Exercise.
Do not copy the pictures; transcribe all other material exactly.

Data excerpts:
** BEGIN **
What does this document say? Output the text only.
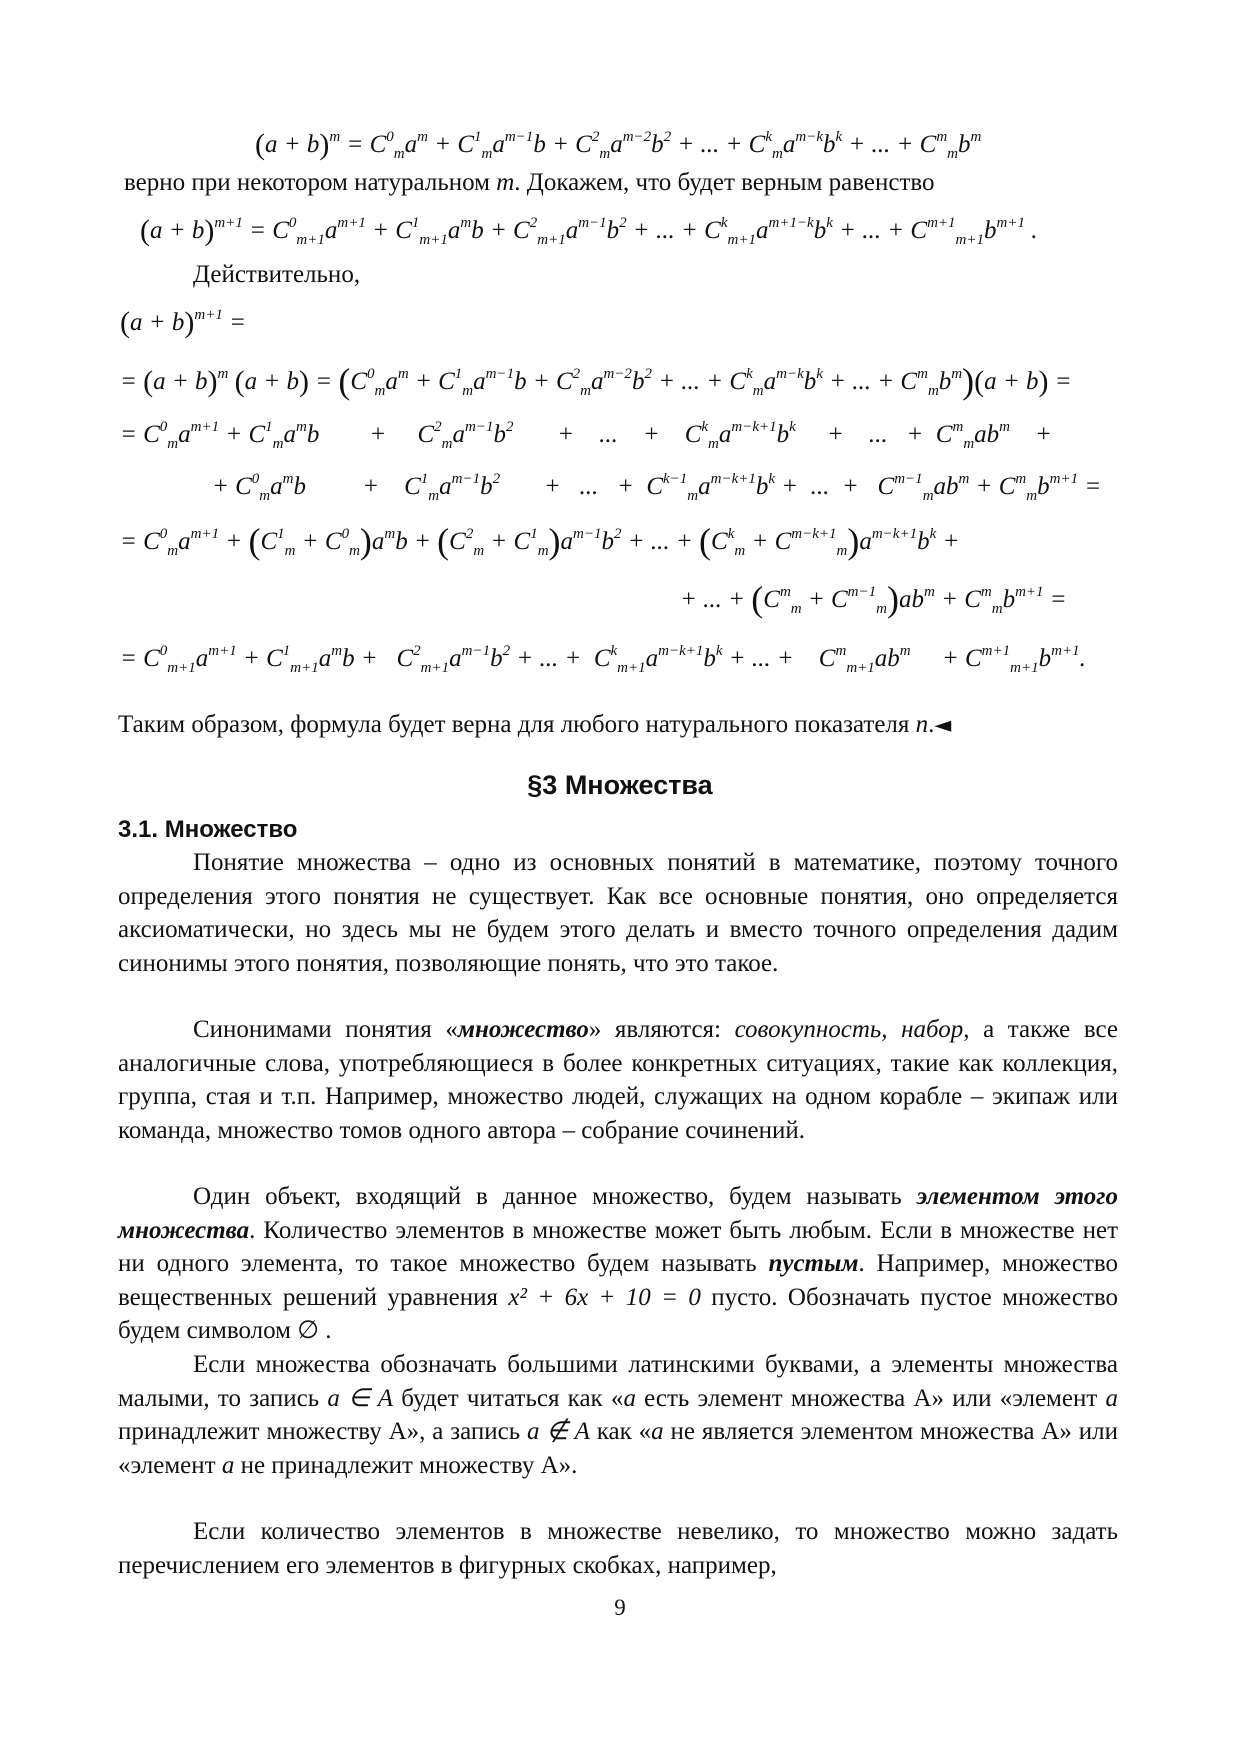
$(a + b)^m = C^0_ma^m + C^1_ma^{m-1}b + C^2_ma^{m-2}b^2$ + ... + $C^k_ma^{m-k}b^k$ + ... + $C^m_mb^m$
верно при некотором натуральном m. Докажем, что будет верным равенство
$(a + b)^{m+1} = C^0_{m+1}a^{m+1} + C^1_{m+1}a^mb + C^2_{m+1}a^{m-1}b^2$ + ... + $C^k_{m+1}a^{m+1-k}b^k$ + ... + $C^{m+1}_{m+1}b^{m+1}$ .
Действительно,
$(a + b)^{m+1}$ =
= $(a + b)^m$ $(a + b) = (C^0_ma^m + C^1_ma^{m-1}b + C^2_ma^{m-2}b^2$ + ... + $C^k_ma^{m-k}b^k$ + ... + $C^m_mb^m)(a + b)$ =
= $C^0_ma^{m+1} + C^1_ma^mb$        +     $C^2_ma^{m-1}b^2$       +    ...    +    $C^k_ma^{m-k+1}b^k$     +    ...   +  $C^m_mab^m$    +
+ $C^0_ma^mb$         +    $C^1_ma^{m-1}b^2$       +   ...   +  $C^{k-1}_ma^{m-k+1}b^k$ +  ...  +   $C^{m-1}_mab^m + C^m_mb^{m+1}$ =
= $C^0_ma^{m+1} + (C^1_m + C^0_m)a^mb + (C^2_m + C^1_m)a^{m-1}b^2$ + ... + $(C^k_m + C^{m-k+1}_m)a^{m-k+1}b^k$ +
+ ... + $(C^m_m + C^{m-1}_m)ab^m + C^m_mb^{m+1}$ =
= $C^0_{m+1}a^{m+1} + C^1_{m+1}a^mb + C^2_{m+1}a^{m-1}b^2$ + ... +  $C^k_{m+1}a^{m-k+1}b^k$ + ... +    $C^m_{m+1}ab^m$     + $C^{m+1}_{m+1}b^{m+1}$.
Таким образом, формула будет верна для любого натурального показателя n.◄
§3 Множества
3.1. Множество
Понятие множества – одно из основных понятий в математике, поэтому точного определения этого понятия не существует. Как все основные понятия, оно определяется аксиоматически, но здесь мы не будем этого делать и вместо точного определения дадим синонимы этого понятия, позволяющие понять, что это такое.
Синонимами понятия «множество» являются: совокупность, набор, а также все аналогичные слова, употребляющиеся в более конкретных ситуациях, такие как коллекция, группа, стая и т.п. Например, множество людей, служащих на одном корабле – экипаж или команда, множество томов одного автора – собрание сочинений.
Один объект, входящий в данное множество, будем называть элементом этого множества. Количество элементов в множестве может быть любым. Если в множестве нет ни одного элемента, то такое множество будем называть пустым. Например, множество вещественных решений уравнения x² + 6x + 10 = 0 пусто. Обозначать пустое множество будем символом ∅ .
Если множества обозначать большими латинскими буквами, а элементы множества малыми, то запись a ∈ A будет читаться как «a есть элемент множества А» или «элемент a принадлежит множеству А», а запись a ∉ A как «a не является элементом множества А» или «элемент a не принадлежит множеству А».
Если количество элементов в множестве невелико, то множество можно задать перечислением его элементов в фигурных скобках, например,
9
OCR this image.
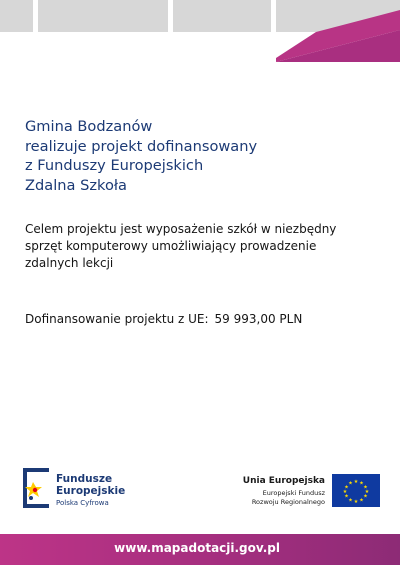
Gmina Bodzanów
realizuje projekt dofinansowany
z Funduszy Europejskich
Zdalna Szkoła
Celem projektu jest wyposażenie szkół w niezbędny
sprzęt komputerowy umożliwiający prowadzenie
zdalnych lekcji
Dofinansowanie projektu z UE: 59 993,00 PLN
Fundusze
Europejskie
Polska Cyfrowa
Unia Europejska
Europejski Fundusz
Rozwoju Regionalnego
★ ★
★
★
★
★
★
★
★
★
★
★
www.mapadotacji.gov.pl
** END **
Written solution.
What does this document say? Output the text only.
$(a + b)^m = C^0_ma^m + C^1_ma^{m-1}b + C^2_ma^{m-2}b^2$ + ... + $C^k_ma^{m-k}b^k$ + ... + $C^m_mb^m$
верно при некотором натуральном m. Докажем, что будет верным равенство
$(a + b)^{m+1} = C^0_{m+1}a^{m+1} + C^1_{m+1}a^mb + C^2_{m+1}a^{m-1}b^2$ + ... + $C^k_{m+1}a^{m+1-k}b^k$ + ... + $C^{m+1}_{m+1}b^{m+1}$ .
Действительно,
$(a + b)^{m+1}$ =
= $(a + b)^m$ $(a + b) = (C^0_ma^m + C^1_ma^{m-1}b + C^2_ma^{m-2}b^2$ + ... + $C^k_ma^{m-k}b^k$ + ... + $C^m_mb^m)(a + b)$ =
= $C^0_ma^{m+1} + C^1_ma^mb$        +     $C^2_ma^{m-1}b^2$       +    ...    +    $C^k_ma^{m-k+1}b^k$     +    ...   +  $C^m_mab^m$    +
+ $C^0_ma^mb$         +    $C^1_ma^{m-1}b^2$       +   ...   +  $C^{k-1}_ma^{m-k+1}b^k$ +  ...  +   $C^{m-1}_mab^m + C^m_mb^{m+1}$ =
= $C^0_ma^{m+1} + (C^1_m + C^0_m)a^mb + (C^2_m + C^1_m)a^{m-1}b^2$ + ... + $(C^k_m + C^{m-k+1}_m)a^{m-k+1}b^k$ +
+ ... + $(C^m_m + C^{m-1}_m)ab^m + C^m_mb^{m+1}$ =
= $C^0_{m+1}a^{m+1} + C^1_{m+1}a^mb + C^2_{m+1}a^{m-1}b^2$ + ... +  $C^k_{m+1}a^{m-k+1}b^k$ + ... +    $C^m_{m+1}ab^m$     + $C^{m+1}_{m+1}b^{m+1}$.
Таким образом, формула будет верна для любого натурального показателя n.◄
§3 Множества
3.1. Множество
Понятие множества – одно из основных понятий в математике, поэтому точного определения этого понятия не существует. Как все основные понятия, оно определяется аксиоматически, но здесь мы не будем этого делать и вместо точного определения дадим синонимы этого понятия, позволяющие понять, что это такое.
Синонимами понятия «множество» являются: совокупность, набор, а также все аналогичные слова, употребляющиеся в более конкретных ситуациях, такие как коллекция, группа, стая и т.п. Например, множество людей, служащих на одном корабле – экипаж или команда, множество томов одного автора – собрание сочинений.
Один объект, входящий в данное множество, будем называть элементом этого множества. Количество элементов в множестве может быть любым. Если в множестве нет ни одного элемента, то такое множество будем называть пустым. Например, множество вещественных решений уравнения x² + 6x + 10 = 0 пусто. Обозначать пустое множество будем символом ∅ .
Если множества обозначать большими латинскими буквами, а элементы множества малыми, то запись a ∈ A будет читаться как «a есть элемент множества А» или «элемент a принадлежит множеству А», а запись a ∉ A как «a не является элементом множества А» или «элемент a не принадлежит множеству А».
Если количество элементов в множестве невелико, то множество можно задать перечислением его элементов в фигурных скобках, например,
9
OCR this image.
Gmina Bodzanów
realizuje projekt dofinansowany
z Funduszy Europejskich
Zdalna Szkoła
Celem projektu jest wyposażenie szkół w niezbędny
sprzęt komputerowy umożliwiający prowadzenie
zdalnych lekcji
Dofinansowanie projektu z UE: 59 993,00 PLN
Fundusze
Europejskie
Polska Cyfrowa
Unia Europejska
Europejski Fundusz
Rozwoju Regionalnego
★ ★
★
★
★
★
★
★
★
★
★
★
www.mapadotacji.gov.pl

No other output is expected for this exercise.